** INPUT DATA **

_ _ _

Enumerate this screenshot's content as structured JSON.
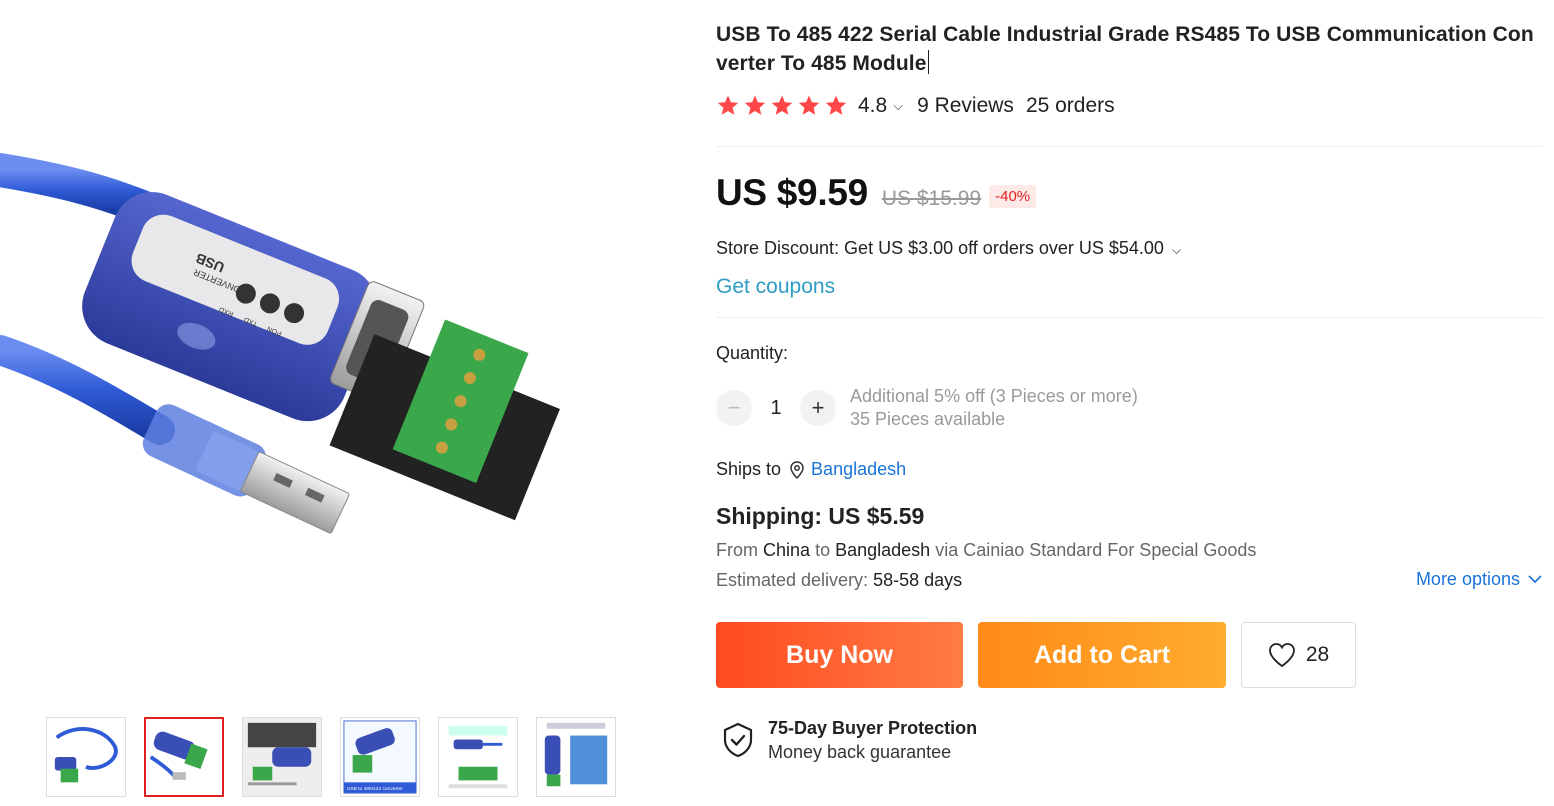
{
  "product": {
    "title": "USB To 485 422 Serial Cable Industrial Grade RS485 To USB Communication Converter To 485 Module",
    "rating": "4.8",
    "reviews": "9 Reviews",
    "orders": "25 orders",
    "star_count": 5,
    "price": "US $9.59",
    "original_price": "US $15.99",
    "discount": "-40%",
    "store_discount": "Store Discount: Get US $3.00 off orders over US $54.00",
    "coupons_link": "Get coupons"
  },
  "device_labels": {
    "brand": "USB",
    "model": "CONVERTER",
    "led_rxd": "RXD",
    "led_txd": "TXD",
    "led_pon": "PON"
  },
  "quantity": {
    "label": "Quantity:",
    "value": "1",
    "decrement": "−",
    "increment": "+",
    "offer": "Additional 5% off (3 Pieces or more)",
    "available": "35 Pieces available"
  },
  "shipping": {
    "ships_to_label": "Ships to",
    "country": "Bangladesh",
    "title": "Shipping: US $5.59",
    "from_prefix": "From",
    "from_country": "China",
    "to_word": "to",
    "to_country": "Bangladesh",
    "via_text": "via Cainiao Standard For Special Goods",
    "estimated_label": "Estimated delivery:",
    "estimated_value": "58-58 days",
    "more_options": "More options"
  },
  "actions": {
    "buy_now": "Buy Now",
    "add_to_cart": "Add to Cart",
    "wishlist_count": "28"
  },
  "protection": {
    "title": "75-Day Buyer Protection",
    "subtitle": "Money back guarantee"
  },
  "gallery": {
    "thumbnail_count": 6,
    "active_index": 1,
    "thumb_caption_4": "USB to 485/422 converter"
  },
  "colors": {
    "star": "#ff4747",
    "link": "#1a73d9",
    "coupon": "#2e9cc3",
    "buy_now": "#ff4a1f",
    "add_to_cart": "#ff9a1f",
    "discount": "#e02020",
    "device_blue": "#3a4fb5",
    "terminal_green": "#3aa84a"
  }
}
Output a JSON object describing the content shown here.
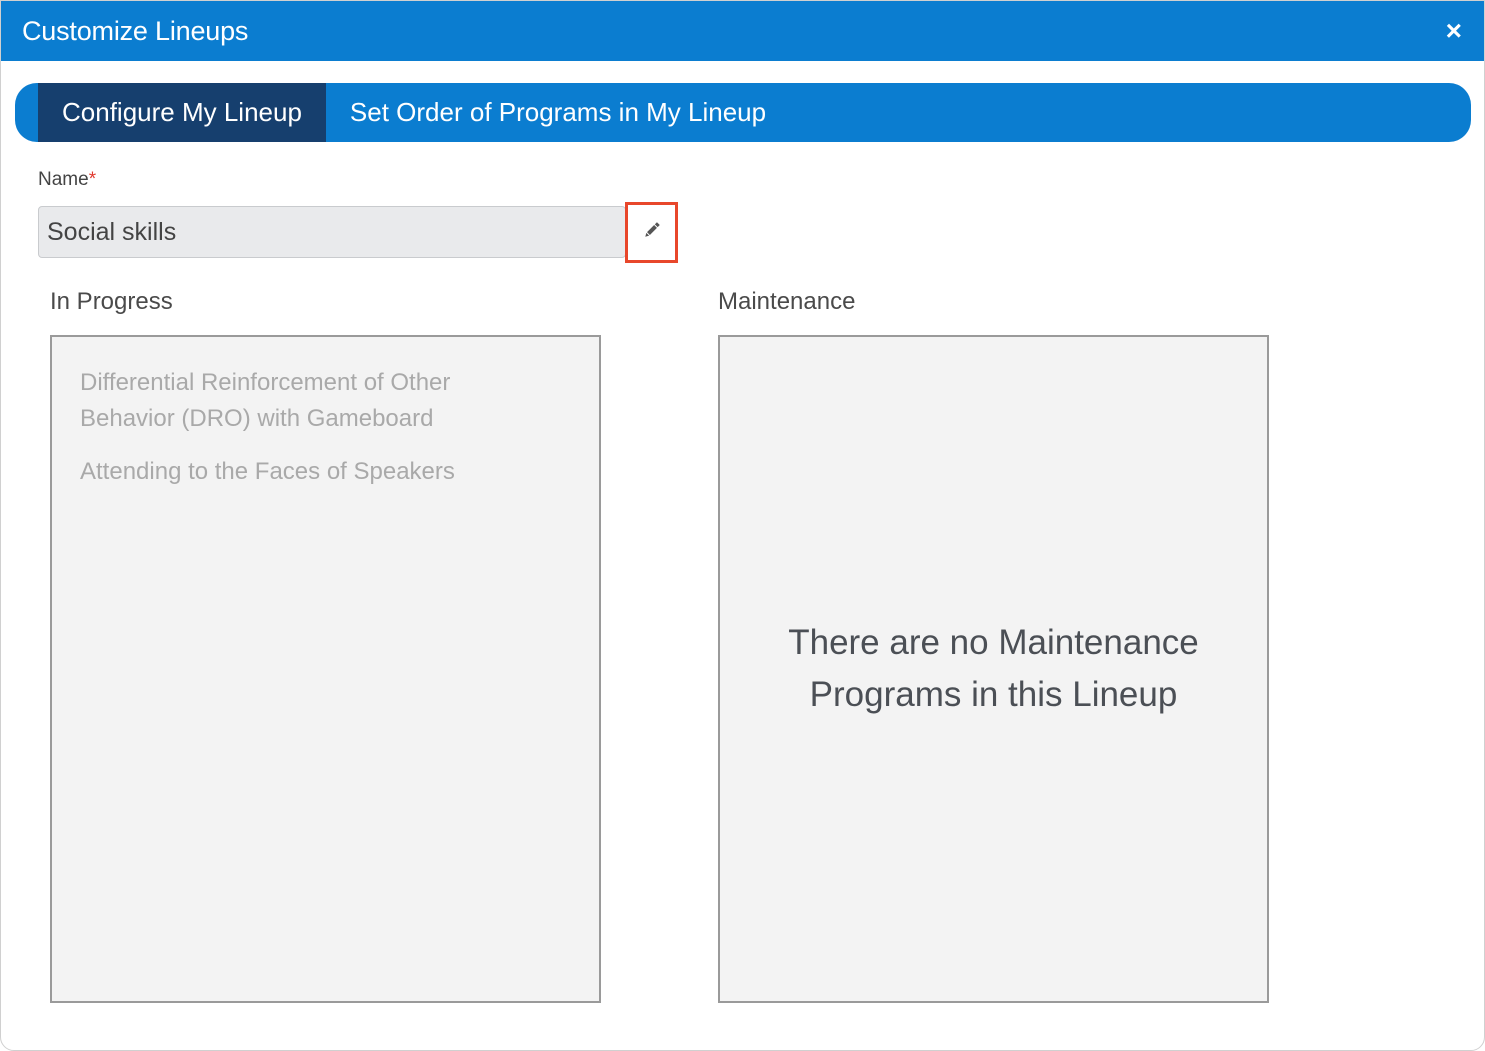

_ _ _

** THE EXERCISE **
How many lines in these entries contain the string "orders"? State the number and nothing more.

** PROBLEM SOLUTION **
2